▶ DIRECTIVE: Collect each line of the entries that holds the string "million".

▶ Entries with figure data:

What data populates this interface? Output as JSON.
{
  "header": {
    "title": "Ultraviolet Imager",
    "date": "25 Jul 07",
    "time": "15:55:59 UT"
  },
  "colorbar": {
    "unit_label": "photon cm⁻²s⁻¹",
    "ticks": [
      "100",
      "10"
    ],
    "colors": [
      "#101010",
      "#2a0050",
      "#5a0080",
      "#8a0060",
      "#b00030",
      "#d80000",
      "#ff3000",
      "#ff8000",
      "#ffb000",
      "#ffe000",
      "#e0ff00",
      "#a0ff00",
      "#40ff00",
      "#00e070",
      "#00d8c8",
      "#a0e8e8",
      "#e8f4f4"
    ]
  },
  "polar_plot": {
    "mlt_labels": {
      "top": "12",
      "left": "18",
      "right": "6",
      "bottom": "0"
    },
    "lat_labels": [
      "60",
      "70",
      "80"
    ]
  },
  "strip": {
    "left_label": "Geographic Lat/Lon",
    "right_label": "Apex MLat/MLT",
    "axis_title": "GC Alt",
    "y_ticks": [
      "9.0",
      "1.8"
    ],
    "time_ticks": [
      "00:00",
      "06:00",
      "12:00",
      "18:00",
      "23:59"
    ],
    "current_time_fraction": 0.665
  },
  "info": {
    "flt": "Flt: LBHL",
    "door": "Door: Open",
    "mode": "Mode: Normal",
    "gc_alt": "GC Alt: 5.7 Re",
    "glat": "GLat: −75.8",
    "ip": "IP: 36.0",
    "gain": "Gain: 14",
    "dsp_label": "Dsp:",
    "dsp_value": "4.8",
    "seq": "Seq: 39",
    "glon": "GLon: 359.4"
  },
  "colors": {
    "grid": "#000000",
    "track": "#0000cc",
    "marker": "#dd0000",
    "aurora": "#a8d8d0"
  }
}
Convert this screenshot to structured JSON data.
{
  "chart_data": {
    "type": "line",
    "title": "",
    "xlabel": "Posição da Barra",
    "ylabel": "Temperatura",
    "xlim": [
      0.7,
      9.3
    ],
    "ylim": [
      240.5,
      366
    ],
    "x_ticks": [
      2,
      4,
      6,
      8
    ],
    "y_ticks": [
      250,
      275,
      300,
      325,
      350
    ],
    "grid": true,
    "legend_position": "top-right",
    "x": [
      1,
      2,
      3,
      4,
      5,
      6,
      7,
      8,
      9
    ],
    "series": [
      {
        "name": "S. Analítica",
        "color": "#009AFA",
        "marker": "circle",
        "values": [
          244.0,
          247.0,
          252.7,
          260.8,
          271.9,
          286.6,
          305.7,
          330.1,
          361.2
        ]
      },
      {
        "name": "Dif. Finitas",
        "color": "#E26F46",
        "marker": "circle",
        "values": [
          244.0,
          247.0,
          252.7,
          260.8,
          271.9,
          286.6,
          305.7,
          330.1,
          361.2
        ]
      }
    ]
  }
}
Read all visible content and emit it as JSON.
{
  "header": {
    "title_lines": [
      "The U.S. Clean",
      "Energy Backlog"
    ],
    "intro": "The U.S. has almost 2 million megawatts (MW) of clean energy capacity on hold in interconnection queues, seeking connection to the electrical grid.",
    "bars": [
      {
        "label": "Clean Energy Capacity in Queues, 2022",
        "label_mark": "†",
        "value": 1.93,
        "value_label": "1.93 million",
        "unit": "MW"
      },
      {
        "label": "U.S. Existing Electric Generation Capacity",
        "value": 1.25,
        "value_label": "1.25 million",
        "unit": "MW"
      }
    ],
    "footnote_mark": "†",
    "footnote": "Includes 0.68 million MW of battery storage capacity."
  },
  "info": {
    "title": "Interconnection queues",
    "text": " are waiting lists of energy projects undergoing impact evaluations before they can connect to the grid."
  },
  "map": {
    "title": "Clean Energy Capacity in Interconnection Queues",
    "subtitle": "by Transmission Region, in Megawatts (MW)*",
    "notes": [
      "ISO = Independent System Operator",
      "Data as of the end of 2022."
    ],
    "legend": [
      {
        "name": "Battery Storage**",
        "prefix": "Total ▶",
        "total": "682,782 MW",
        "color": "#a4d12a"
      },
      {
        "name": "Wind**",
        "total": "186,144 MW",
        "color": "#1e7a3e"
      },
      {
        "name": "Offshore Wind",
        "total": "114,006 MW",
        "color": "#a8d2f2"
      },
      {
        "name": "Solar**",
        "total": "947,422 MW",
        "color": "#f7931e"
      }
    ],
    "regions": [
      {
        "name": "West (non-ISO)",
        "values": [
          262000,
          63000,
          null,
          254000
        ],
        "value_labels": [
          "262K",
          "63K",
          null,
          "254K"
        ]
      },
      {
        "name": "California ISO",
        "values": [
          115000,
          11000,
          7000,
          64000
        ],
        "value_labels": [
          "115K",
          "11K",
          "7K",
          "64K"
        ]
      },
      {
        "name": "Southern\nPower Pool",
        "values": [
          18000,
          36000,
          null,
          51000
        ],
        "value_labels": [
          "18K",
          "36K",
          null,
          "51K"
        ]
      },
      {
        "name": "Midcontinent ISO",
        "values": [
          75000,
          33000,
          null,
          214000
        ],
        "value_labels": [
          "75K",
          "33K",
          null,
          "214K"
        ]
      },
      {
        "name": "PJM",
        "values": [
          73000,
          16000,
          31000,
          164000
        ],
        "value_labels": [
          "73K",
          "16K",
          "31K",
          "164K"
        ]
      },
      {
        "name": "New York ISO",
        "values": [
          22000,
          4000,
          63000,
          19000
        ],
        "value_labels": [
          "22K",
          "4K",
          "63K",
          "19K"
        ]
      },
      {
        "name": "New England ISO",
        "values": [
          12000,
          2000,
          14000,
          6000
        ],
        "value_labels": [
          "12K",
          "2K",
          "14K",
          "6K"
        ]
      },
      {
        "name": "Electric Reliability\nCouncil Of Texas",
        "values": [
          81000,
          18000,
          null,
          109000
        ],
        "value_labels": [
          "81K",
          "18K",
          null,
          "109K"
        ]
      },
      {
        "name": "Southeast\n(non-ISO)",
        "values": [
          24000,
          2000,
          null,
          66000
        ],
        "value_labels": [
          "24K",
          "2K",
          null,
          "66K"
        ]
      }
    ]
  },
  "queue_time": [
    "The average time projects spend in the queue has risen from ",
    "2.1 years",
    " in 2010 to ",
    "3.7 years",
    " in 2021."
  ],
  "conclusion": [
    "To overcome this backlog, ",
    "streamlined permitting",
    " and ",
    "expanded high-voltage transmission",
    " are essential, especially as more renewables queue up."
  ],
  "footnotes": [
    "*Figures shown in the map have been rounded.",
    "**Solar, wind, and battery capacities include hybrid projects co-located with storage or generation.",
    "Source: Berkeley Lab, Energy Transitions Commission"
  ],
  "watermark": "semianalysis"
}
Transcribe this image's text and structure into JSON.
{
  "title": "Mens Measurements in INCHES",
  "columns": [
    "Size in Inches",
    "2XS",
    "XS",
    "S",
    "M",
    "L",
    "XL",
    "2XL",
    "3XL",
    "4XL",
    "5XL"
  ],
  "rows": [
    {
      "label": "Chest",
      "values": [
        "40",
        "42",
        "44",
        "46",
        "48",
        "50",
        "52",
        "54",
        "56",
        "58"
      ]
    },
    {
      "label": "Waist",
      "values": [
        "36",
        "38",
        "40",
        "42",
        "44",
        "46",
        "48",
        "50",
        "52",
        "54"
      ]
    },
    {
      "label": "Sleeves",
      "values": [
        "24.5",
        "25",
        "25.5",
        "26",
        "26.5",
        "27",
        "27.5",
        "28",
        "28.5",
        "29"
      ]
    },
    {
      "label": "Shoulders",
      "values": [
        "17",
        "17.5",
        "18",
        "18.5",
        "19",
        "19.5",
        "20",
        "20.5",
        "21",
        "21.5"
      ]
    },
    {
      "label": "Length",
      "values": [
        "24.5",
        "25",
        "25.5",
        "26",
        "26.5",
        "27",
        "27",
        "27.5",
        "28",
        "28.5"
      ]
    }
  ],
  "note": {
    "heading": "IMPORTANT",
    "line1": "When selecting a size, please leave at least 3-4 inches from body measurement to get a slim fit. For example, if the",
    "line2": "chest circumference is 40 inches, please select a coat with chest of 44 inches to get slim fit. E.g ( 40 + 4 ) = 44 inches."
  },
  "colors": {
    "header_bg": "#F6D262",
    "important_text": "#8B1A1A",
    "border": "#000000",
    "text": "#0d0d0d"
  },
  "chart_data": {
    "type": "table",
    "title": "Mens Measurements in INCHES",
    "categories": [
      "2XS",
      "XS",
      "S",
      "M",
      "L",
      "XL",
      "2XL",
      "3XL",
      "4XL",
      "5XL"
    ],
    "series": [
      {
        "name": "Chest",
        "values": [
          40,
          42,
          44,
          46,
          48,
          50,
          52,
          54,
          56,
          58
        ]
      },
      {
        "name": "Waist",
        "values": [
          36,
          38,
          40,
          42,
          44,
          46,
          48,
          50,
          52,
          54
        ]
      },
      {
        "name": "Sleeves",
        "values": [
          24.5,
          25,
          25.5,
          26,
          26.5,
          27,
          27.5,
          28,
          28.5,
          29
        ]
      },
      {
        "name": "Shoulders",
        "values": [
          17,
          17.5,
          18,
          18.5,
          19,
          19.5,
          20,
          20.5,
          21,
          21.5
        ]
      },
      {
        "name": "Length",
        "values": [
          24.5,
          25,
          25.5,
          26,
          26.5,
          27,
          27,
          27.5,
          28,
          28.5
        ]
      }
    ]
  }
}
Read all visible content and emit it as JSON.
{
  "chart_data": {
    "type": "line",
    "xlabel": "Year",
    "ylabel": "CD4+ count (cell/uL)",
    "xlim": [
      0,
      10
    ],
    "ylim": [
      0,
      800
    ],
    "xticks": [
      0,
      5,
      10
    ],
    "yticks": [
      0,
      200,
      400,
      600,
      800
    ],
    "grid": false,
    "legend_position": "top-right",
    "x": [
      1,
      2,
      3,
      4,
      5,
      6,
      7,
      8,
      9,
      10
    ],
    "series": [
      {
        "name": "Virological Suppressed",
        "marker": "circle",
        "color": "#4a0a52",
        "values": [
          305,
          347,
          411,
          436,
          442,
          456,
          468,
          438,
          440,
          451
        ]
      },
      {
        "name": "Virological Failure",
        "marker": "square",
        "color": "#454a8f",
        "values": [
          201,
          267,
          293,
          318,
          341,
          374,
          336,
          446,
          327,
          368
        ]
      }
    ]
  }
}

▶ ANSWER:
    "intro": "The U.S. has almost 2 million megawatts (MW) of clean energy capacity on hold in interconnection queues, seeking connection to the electrical grid.",
        "value_label": "1.93 million",
        "value_label": "1.25 million",
    "footnote": "Includes 0.68 million MW of battery storage capacity."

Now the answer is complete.